◆ AIM
Extract each line of the material that follows exactly and omit its pictures.

◆ DATA ROWS
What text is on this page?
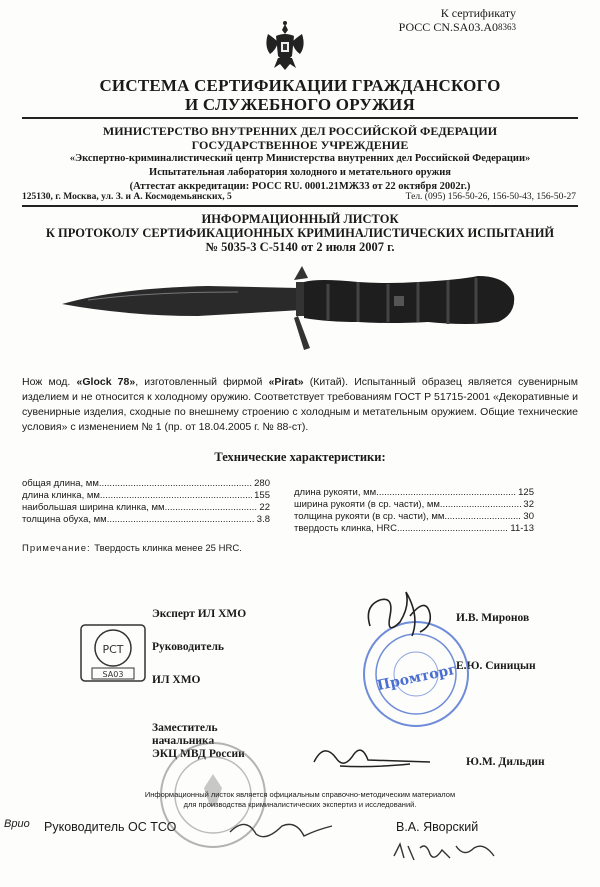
К сертификату
РОСС $CN.SA03.A0^{8363}$
СИСТЕМА СЕРТИФИКАЦИИ ГРАЖДАНСКОГО
И СЛУЖЕБНОГО ОРУЖИЯ
МИНИСТЕРСТВО ВНУТРЕННИХ ДЕЛ РОССИЙСКОЙ ФЕДЕРАЦИИ
ГОСУДАРСТВЕННОЕ УЧРЕЖДЕНИЕ
«Экспертно-криминалистический центр Министерства внутренних дел Российской Федерации»
Испытательная лаборатория холодного и метательного оружия
(Аттестат аккредитации: РОСС RU. 0001.21МЖ33 от 22 октября 2002г.)
125130, г. Москва, ул. З. и А. Космодемьянских, 5	Тел. (095) 156-50-26, 156-50-43, 156-50-27
ИНФОРМАЦИОННЫЙ ЛИСТОК
К ПРОТОКОЛУ СЕРТИФИКАЦИОННЫХ КРИМИНАЛИСТИЧЕСКИХ ИСПЫТАНИЙ
№ 5035-3 С-5140 от 2 июля 2007 г.
Нож мод. «Glock 78», изготовленный фирмой «Pirat» (Китай). Испытанный образец является сувенирным изделием и не относится к холодному оружию. Соответствует требованиям ГОСТ Р 51715-2001 «Декоративные и сувенирные изделия, сходные по внешнему строению с холодным и метательным оружием. Общие технические условия» с изменением № 1 (пр. от 18.04.2005 г. № 88-ст).
Технические характеристики:
общая длина, мм .....	280
длина клинка, мм .....	155
наибольшая ширина клинка, мм .....	22
толщина обуха, мм .....	3.8
длина рукояти, мм .....	125
ширина рукояти (в ср. части), мм .....	32
толщина рукояти (в ср. части), мм .....	30
твердость клинка, HRC .....	11-13
Примечание: Твердость клинка менее 25 HRC.
Эксперт ИЛ ХМО
Руководитель
ИЛ ХМО
Заместитель
начальника
ЭКЦ МВД России
И.В. Миронов
Е.Ю. Синицын
Ю.М. Дильдин
РСТ
SA03	Промторг
Информационный листок является официальным справочно-методическим материалом
для производства криминалистических экспертиз и исследований.
Вриo Руководитель ОС ТСО	В.А. Яворский
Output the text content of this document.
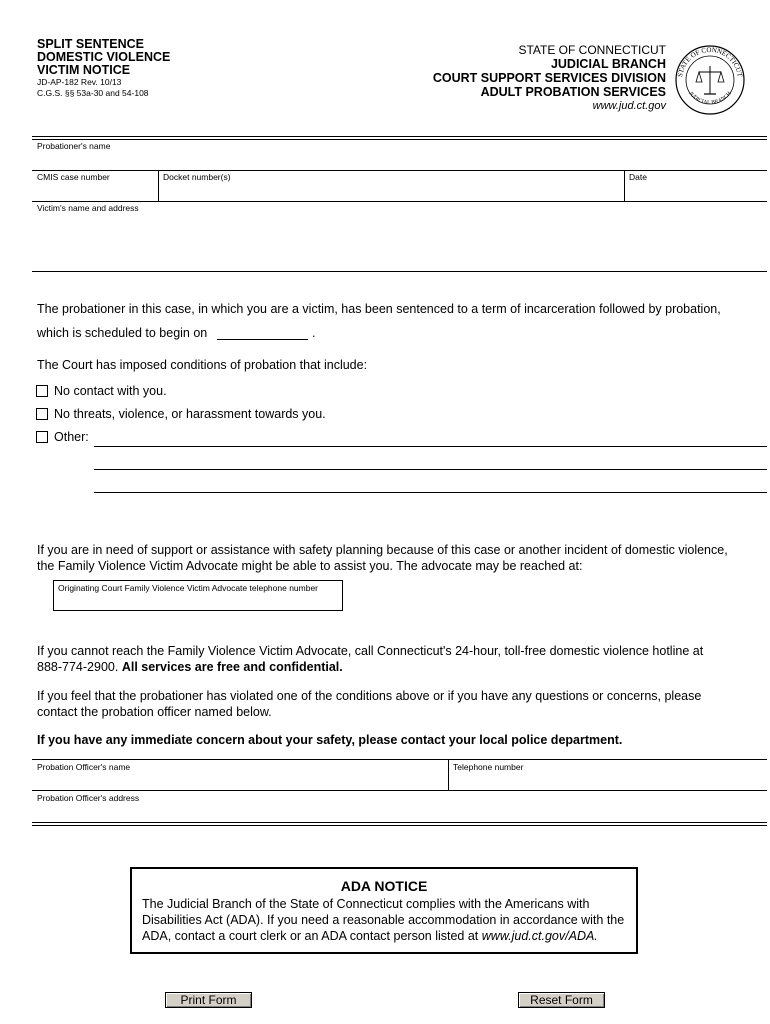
SPLIT SENTENCE
DOMESTIC VIOLENCE
VICTIM NOTICE
JD-AP-182 Rev. 10/13
C.G.S. §§ 53a-30 and 54-108
STATE OF CONNECTICUT
JUDICIAL BRANCH
COURT SUPPORT SERVICES DIVISION
ADULT PROBATION SERVICES
www.jud.ct.gov
STATE OF CONNECTICUT
JUDICIAL BRANCH
Probationer's name
CMIS case number	Docket number(s)	Date
Victim's name and address
The probationer in this case, in which you are a victim, has been sentenced to a term of incarceration followed by probation,
which is scheduled to begin on	.
The Court has imposed conditions of probation that include:
No contact with you.
No threats, violence, or harassment towards you.
Other:
If you are in need of support or assistance with safety planning because of this case or another incident of domestic violence,
the Family Violence Victim Advocate might be able to assist you. The advocate may be reached at:
Originating Court Family Violence Victim Advocate telephone number
If you cannot reach the Family Violence Victim Advocate, call Connecticut's 24-hour, toll-free domestic violence hotline at
888-774-2900. All services are free and confidential.
If you feel that the probationer has violated one of the conditions above or if you have any questions or concerns, please
contact the probation officer named below.
If you have any immediate concern about your safety, please contact your local police department.
Probation Officer's name	Telephone number
Probation Officer's address
ADA NOTICE
The Judicial Branch of the State of Connecticut complies with the Americans with
Disabilities Act (ADA). If you need a reasonable accommodation in accordance with the
ADA, contact a court clerk or an ADA contact person listed at www.jud.ct.gov/ADA.
Print Form	Reset Form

◆ ANSWER
What text is on this page?
К сертификату
РОСС $CN.SA03.A0^{8363}$
СИСТЕМА СЕРТИФИКАЦИИ ГРАЖДАНСКОГО
И СЛУЖЕБНОГО ОРУЖИЯ
МИНИСТЕРСТВО ВНУТРЕННИХ ДЕЛ РОССИЙСКОЙ ФЕДЕРАЦИИ
ГОСУДАРСТВЕННОЕ УЧРЕЖДЕНИЕ
«Экспертно-криминалистический центр Министерства внутренних дел Российской Федерации»
Испытательная лаборатория холодного и метательного оружия
(Аттестат аккредитации: РОСС RU. 0001.21МЖ33 от 22 октября 2002г.)
125130, г. Москва, ул. З. и А. Космодемьянских, 5	Тел. (095) 156-50-26, 156-50-43, 156-50-27
ИНФОРМАЦИОННЫЙ ЛИСТОК
К ПРОТОКОЛУ СЕРТИФИКАЦИОННЫХ КРИМИНАЛИСТИЧЕСКИХ ИСПЫТАНИЙ
№ 5035-3 С-5140 от 2 июля 2007 г.
Нож мод. «Glock 78», изготовленный фирмой «Pirat» (Китай). Испытанный образец является сувенирным изделием и не относится к холодному оружию. Соответствует требованиям ГОСТ Р 51715-2001 «Декоративные и сувенирные изделия, сходные по внешнему строению с холодным и метательным оружием. Общие технические условия» с изменением № 1 (пр. от 18.04.2005 г. № 88-ст).
Технические характеристики:
общая длина, мм .....	280
длина клинка, мм .....	155
наибольшая ширина клинка, мм .....	22
толщина обуха, мм .....	3.8
длина рукояти, мм .....	125
ширина рукояти (в ср. части), мм .....	32
толщина рукояти (в ср. части), мм .....	30
твердость клинка, HRC .....	11-13
Примечание: Твердость клинка менее 25 HRC.
Эксперт ИЛ ХМО
Руководитель
ИЛ ХМО
Заместитель
начальника
ЭКЦ МВД России
И.В. Миронов
Е.Ю. Синицын
Ю.М. Дильдин
РСТ
SA03	Промторг
Информационный листок является официальным справочно-методическим материалом
для производства криминалистических экспертиз и исследований.
Вриo Руководитель ОС ТСО	В.А. Яворский
Output the text content of this document.
SPLIT SENTENCE
DOMESTIC VIOLENCE
VICTIM NOTICE
JD-AP-182 Rev. 10/13
C.G.S. §§ 53a-30 and 54-108
STATE OF CONNECTICUT
JUDICIAL BRANCH
COURT SUPPORT SERVICES DIVISION
ADULT PROBATION SERVICES
www.jud.ct.gov
STATE OF CONNECTICUT
JUDICIAL BRANCH
Probationer's name
CMIS case number	Docket number(s)	Date
Victim's name and address
The probationer in this case, in which you are a victim, has been sentenced to a term of incarceration followed by probation,
which is scheduled to begin on	.
The Court has imposed conditions of probation that include:
No contact with you.
No threats, violence, or harassment towards you.
Other:
If you are in need of support or assistance with safety planning because of this case or another incident of domestic violence,
the Family Violence Victim Advocate might be able to assist you. The advocate may be reached at:
Originating Court Family Violence Victim Advocate telephone number
If you cannot reach the Family Violence Victim Advocate, call Connecticut's 24-hour, toll-free domestic violence hotline at
888-774-2900. All services are free and confidential.
If you feel that the probationer has violated one of the conditions above or if you have any questions or concerns, please
contact the probation officer named below.
If you have any immediate concern about your safety, please contact your local police department.
Probation Officer's name	Telephone number
Probation Officer's address
ADA NOTICE
The Judicial Branch of the State of Connecticut complies with the Americans with
Disabilities Act (ADA). If you need a reasonable accommodation in accordance with the
ADA, contact a court clerk or an ADA contact person listed at www.jud.ct.gov/ADA.
Print Form	Reset Form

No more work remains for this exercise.